### Exercise:
Reproduce every line in the listing that contains the word "Curves".

═══ Listed records

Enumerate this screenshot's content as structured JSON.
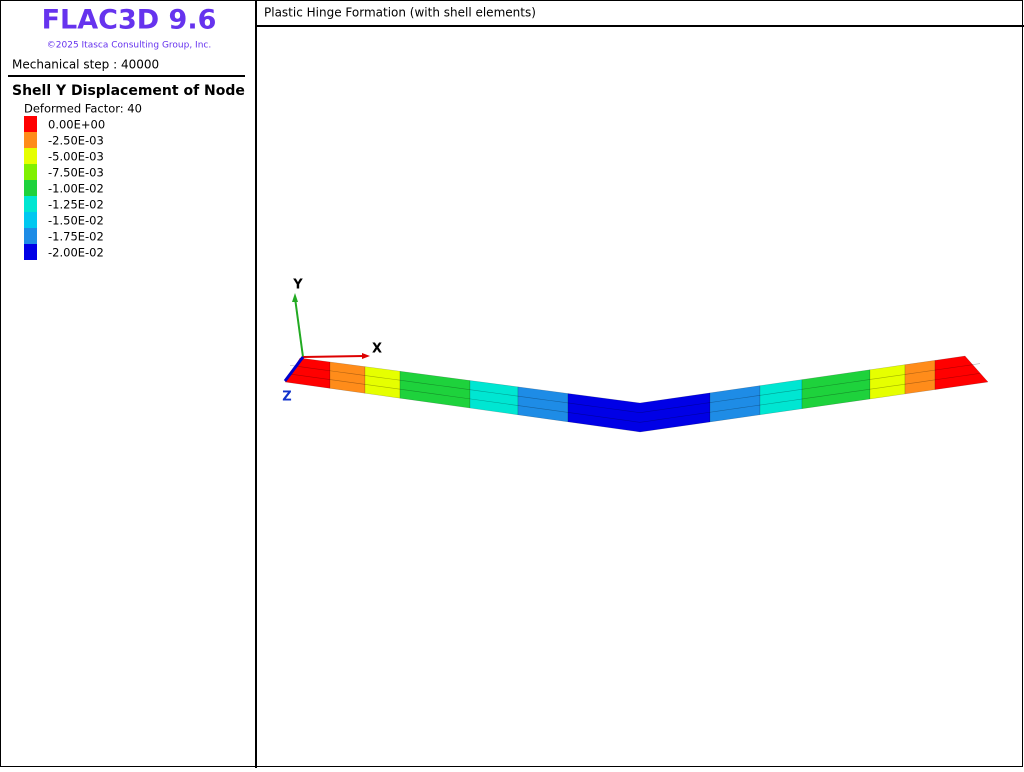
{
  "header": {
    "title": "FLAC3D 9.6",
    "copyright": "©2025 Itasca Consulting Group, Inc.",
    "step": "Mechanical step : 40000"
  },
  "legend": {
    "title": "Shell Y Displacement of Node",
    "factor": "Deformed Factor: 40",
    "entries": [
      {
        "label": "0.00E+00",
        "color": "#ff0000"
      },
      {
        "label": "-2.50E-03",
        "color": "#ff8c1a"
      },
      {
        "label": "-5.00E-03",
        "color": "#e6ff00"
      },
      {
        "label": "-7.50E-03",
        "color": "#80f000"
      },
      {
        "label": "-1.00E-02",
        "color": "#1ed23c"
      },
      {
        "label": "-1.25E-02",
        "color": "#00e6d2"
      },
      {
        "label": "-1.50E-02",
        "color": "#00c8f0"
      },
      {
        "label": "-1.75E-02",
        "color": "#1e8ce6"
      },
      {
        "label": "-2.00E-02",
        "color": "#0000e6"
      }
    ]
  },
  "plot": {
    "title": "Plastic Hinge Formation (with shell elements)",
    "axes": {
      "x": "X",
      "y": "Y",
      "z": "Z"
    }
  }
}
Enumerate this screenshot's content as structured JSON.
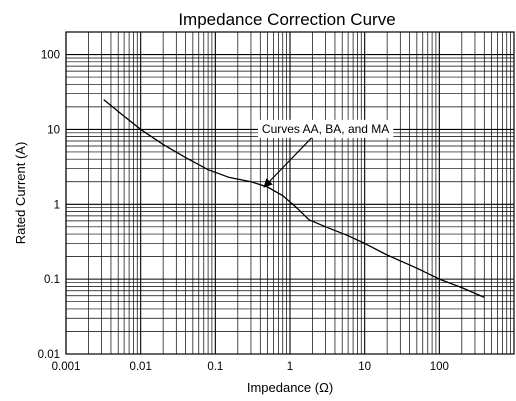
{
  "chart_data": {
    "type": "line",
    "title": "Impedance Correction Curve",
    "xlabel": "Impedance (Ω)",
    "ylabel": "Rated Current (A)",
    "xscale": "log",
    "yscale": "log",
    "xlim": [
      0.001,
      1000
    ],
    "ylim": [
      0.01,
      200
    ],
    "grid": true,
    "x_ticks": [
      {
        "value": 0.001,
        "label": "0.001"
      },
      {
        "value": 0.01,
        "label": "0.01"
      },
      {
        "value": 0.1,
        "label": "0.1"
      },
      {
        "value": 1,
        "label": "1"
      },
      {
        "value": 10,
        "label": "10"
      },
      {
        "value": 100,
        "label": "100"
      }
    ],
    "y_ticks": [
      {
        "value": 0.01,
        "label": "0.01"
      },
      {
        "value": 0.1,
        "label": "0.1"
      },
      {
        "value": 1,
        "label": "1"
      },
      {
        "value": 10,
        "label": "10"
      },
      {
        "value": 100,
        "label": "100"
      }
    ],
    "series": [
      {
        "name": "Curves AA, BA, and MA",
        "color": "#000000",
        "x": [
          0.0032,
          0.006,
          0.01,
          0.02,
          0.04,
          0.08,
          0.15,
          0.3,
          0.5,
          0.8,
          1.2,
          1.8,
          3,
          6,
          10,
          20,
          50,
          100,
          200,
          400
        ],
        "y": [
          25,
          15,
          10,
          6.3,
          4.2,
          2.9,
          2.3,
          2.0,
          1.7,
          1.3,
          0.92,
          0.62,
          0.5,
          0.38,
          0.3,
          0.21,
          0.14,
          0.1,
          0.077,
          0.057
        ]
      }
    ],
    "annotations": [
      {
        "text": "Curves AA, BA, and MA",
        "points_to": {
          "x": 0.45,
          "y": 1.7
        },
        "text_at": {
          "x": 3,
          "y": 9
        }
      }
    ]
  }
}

══════

### Task result:
        "name": "Curves AA, BA, and MA",
        "text": "Curves AA, BA, and MA",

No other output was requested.